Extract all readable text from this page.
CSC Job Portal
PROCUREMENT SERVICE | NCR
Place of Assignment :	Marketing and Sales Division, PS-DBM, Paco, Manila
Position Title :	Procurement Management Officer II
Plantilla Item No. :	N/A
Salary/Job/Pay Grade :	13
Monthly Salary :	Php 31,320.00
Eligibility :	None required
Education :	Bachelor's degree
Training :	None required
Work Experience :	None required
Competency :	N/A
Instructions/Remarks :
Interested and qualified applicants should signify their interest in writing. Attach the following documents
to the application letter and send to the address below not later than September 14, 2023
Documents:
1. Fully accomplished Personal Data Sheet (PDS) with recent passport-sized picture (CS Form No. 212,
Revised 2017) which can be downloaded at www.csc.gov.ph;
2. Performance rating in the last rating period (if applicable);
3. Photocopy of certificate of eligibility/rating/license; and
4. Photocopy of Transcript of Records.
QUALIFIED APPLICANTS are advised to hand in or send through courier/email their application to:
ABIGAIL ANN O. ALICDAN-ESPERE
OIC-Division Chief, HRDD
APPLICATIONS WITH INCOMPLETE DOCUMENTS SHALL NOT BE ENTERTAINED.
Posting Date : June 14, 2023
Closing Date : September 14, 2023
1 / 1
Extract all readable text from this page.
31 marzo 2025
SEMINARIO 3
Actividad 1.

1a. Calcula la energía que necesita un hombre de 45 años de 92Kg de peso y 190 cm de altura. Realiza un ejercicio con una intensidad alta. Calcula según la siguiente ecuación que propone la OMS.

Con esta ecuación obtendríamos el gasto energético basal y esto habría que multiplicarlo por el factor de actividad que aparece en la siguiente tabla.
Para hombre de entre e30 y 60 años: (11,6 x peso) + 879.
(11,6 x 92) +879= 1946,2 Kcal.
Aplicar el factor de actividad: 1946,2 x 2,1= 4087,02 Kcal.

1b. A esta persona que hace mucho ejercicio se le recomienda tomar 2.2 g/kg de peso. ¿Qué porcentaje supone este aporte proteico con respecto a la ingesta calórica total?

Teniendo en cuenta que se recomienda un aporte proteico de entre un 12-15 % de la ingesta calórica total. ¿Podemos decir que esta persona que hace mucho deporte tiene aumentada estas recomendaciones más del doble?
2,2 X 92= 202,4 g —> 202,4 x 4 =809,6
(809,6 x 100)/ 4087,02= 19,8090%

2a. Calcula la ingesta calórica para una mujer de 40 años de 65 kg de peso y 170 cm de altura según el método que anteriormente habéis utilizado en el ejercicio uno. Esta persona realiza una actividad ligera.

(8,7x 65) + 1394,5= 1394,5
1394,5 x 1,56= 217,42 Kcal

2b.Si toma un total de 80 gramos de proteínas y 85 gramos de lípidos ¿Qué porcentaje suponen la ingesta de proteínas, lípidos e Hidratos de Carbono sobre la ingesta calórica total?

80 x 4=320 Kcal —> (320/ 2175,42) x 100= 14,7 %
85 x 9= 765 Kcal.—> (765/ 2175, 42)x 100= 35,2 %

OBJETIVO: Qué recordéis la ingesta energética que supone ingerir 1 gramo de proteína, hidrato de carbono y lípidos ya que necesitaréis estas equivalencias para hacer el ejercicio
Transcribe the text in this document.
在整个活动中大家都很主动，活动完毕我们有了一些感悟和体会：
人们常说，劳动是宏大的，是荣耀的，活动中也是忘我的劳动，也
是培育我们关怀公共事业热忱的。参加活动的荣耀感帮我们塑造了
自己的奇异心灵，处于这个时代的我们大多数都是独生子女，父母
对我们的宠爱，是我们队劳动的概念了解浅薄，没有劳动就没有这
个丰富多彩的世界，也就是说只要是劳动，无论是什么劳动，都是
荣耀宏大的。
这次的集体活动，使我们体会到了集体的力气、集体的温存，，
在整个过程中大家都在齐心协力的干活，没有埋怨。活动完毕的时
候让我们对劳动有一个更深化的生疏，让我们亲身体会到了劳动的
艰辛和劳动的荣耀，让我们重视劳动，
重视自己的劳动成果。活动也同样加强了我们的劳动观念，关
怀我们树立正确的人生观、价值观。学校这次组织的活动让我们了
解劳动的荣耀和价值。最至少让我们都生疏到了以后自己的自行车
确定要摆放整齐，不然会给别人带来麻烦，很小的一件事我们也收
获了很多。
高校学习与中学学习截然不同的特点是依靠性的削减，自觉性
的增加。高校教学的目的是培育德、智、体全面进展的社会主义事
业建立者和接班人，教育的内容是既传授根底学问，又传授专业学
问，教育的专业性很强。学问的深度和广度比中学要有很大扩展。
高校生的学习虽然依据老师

^^^^

## Given problem
Using the exact wording, write out all of the records.

## Complete response
Extract all readable text from this page.
CSC Job Portal
PROCUREMENT SERVICE | NCR
Place of Assignment :	Marketing and Sales Division, PS-DBM, Paco, Manila
Position Title :	Procurement Management Officer II
Plantilla Item No. :	N/A
Salary/Job/Pay Grade :	13
Monthly Salary :	Php 31,320.00
Eligibility :	None required
Education :	Bachelor's degree
Training :	None required
Work Experience :	None required
Competency :	N/A
Instructions/Remarks :
Interested and qualified applicants should signify their interest in writing. Attach the following documents
to the application letter and send to the address below not later than September 14, 2023
Documents:
1. Fully accomplished Personal Data Sheet (PDS) with recent passport-sized picture (CS Form No. 212,
Revised 2017) which can be downloaded at www.csc.gov.ph;
2. Performance rating in the last rating period (if applicable);
3. Photocopy of certificate of eligibility/rating/license; and
4. Photocopy of Transcript of Records.
QUALIFIED APPLICANTS are advised to hand in or send through courier/email their application to:
ABIGAIL ANN O. ALICDAN-ESPERE
OIC-Division Chief, HRDD
APPLICATIONS WITH INCOMPLETE DOCUMENTS SHALL NOT BE ENTERTAINED.
Posting Date : June 14, 2023
Closing Date : September 14, 2023
1 / 1
Extract all readable text from this page.
31 marzo 2025
SEMINARIO 3
Actividad 1.

1a. Calcula la energía que necesita un hombre de 45 años de 92Kg de peso y 190 cm de altura. Realiza un ejercicio con una intensidad alta. Calcula según la siguiente ecuación que propone la OMS.

Con esta ecuación obtendríamos el gasto energético basal y esto habría que multiplicarlo por el factor de actividad que aparece en la siguiente tabla.
Para hombre de entre e30 y 60 años: (11,6 x peso) + 879.
(11,6 x 92) +879= 1946,2 Kcal.
Aplicar el factor de actividad: 1946,2 x 2,1= 4087,02 Kcal.

1b. A esta persona que hace mucho ejercicio se le recomienda tomar 2.2 g/kg de peso. ¿Qué porcentaje supone este aporte proteico con respecto a la ingesta calórica total?

Teniendo en cuenta que se recomienda un aporte proteico de entre un 12-15 % de la ingesta calórica total. ¿Podemos decir que esta persona que hace mucho deporte tiene aumentada estas recomendaciones más del doble?
2,2 X 92= 202,4 g —> 202,4 x 4 =809,6
(809,6 x 100)/ 4087,02= 19,8090%

2a. Calcula la ingesta calórica para una mujer de 40 años de 65 kg de peso y 170 cm de altura según el método que anteriormente habéis utilizado en el ejercicio uno. Esta persona realiza una actividad ligera.

(8,7x 65) + 1394,5= 1394,5
1394,5 x 1,56= 217,42 Kcal

2b.Si toma un total de 80 gramos de proteínas y 85 gramos de lípidos ¿Qué porcentaje suponen la ingesta de proteínas, lípidos e Hidratos de Carbono sobre la ingesta calórica total?

80 x 4=320 Kcal —> (320/ 2175,42) x 100= 14,7 %
85 x 9= 765 Kcal.—> (765/ 2175, 42)x 100= 35,2 %

OBJETIVO: Qué recordéis la ingesta energética que supone ingerir 1 gramo de proteína, hidrato de carbono y lípidos ya que necesitaréis estas equivalencias para hacer el ejercicio
Transcribe the text in this document.
在整个活动中大家都很主动，活动完毕我们有了一些感悟和体会：
人们常说，劳动是宏大的，是荣耀的，活动中也是忘我的劳动，也
是培育我们关怀公共事业热忱的。参加活动的荣耀感帮我们塑造了
自己的奇异心灵，处于这个时代的我们大多数都是独生子女，父母
对我们的宠爱，是我们队劳动的概念了解浅薄，没有劳动就没有这
个丰富多彩的世界，也就是说只要是劳动，无论是什么劳动，都是
荣耀宏大的。
这次的集体活动，使我们体会到了集体的力气、集体的温存，，
在整个过程中大家都在齐心协力的干活，没有埋怨。活动完毕的时
候让我们对劳动有一个更深化的生疏，让我们亲身体会到了劳动的
艰辛和劳动的荣耀，让我们重视劳动，
重视自己的劳动成果。活动也同样加强了我们的劳动观念，关
怀我们树立正确的人生观、价值观。学校这次组织的活动让我们了
解劳动的荣耀和价值。最至少让我们都生疏到了以后自己的自行车
确定要摆放整齐，不然会给别人带来麻烦，很小的一件事我们也收
获了很多。
高校学习与中学学习截然不同的特点是依靠性的削减，自觉性
的增加。高校教学的目的是培育德、智、体全面进展的社会主义事
业建立者和接班人，教育的内容是既传授根底学问，又传授专业学
问，教育的专业性很强。学问的深度和广度比中学要有很大扩展。
高校生的学习虽然依据老师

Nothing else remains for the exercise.